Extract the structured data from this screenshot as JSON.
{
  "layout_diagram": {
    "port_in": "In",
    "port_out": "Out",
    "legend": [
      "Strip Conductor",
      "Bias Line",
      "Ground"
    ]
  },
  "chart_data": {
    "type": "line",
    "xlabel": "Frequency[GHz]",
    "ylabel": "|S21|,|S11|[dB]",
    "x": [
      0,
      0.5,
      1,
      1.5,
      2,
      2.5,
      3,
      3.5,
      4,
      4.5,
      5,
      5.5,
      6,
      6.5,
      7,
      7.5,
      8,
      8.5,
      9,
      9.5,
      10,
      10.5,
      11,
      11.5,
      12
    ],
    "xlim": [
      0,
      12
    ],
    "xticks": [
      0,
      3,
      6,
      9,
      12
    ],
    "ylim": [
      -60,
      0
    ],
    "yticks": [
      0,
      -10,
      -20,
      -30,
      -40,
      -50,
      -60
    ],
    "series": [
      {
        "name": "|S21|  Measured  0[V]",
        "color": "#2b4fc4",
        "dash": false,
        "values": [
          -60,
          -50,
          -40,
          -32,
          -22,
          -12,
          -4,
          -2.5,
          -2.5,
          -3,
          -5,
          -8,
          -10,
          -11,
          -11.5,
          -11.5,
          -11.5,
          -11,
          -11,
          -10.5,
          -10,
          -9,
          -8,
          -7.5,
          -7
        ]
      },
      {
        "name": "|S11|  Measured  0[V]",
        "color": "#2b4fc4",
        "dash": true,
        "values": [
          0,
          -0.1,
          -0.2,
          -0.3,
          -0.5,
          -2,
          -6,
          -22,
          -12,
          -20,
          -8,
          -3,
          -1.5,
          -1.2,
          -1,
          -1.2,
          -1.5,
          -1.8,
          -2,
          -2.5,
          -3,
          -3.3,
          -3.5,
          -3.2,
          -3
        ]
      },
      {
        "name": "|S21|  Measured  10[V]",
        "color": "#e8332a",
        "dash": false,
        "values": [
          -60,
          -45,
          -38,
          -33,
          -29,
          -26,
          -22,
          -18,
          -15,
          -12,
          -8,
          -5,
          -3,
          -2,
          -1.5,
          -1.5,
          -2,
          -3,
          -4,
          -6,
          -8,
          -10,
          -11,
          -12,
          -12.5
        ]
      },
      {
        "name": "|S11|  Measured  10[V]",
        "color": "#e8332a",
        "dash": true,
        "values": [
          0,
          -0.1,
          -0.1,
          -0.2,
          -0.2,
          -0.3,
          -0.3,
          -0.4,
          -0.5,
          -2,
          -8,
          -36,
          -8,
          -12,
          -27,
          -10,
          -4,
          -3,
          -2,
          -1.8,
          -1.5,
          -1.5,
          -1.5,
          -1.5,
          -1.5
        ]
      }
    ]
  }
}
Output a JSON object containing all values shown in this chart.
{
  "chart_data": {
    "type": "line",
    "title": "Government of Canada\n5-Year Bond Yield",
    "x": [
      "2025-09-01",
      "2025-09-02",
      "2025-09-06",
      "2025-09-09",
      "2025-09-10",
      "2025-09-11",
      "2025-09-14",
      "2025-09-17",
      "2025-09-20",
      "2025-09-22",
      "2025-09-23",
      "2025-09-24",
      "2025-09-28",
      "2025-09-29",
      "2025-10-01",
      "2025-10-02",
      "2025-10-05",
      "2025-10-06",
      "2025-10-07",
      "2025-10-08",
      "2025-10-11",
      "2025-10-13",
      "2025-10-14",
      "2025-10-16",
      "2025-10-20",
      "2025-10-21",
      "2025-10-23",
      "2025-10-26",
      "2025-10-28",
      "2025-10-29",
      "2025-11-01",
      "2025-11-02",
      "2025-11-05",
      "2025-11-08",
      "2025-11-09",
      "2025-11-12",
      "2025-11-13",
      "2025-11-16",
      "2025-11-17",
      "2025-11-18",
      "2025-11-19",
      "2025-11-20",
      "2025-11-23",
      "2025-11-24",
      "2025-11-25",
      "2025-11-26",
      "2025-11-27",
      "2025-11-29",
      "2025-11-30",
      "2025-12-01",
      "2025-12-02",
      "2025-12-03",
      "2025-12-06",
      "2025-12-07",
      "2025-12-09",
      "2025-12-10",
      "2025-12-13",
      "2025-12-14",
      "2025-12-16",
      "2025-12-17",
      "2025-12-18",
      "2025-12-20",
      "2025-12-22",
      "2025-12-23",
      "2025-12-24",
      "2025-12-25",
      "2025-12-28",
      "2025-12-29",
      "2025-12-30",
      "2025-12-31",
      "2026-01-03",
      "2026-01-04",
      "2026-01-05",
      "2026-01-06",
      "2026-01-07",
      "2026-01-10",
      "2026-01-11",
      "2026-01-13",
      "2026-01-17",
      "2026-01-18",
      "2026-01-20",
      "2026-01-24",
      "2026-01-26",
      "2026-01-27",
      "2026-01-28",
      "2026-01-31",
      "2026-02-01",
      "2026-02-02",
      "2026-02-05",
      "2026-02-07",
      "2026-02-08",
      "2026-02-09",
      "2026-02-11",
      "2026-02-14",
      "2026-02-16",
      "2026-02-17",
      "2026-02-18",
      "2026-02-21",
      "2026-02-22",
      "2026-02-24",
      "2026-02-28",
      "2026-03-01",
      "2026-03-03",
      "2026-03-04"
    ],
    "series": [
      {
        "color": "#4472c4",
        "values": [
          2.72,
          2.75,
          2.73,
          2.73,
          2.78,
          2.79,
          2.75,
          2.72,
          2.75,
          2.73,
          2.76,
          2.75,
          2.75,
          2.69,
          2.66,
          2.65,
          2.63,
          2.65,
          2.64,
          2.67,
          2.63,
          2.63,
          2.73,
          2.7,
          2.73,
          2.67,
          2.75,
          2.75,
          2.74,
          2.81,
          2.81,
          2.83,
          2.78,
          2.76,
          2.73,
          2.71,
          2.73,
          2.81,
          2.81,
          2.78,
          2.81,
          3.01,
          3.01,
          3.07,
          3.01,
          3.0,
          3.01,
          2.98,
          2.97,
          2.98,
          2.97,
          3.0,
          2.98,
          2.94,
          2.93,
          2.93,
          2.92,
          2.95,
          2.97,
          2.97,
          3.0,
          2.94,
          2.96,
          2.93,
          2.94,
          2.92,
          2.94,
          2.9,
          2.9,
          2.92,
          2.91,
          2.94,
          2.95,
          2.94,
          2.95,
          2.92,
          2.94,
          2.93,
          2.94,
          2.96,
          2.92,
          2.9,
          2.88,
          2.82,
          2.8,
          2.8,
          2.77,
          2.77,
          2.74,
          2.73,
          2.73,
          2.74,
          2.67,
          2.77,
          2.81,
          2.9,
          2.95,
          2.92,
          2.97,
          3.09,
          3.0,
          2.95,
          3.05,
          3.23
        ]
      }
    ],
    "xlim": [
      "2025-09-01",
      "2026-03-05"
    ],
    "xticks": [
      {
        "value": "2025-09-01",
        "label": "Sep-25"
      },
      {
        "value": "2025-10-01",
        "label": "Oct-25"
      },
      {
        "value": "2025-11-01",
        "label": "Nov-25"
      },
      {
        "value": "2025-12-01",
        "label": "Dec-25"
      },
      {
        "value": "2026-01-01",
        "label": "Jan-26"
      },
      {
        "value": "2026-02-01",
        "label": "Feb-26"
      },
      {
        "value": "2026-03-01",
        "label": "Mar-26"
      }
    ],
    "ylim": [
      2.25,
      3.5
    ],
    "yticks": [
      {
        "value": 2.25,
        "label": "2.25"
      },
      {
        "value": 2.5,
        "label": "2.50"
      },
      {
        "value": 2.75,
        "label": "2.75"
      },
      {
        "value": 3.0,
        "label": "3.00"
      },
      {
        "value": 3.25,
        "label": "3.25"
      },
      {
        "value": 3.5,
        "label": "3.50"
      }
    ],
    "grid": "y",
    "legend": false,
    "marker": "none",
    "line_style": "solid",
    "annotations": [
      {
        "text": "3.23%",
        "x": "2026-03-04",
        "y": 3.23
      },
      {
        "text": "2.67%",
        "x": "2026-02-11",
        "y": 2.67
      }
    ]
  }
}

****************

EXERCISE: Counting only lines of the data above that hold "JSON", report the total and nothing else.

EXPECTED OUTPUT: 2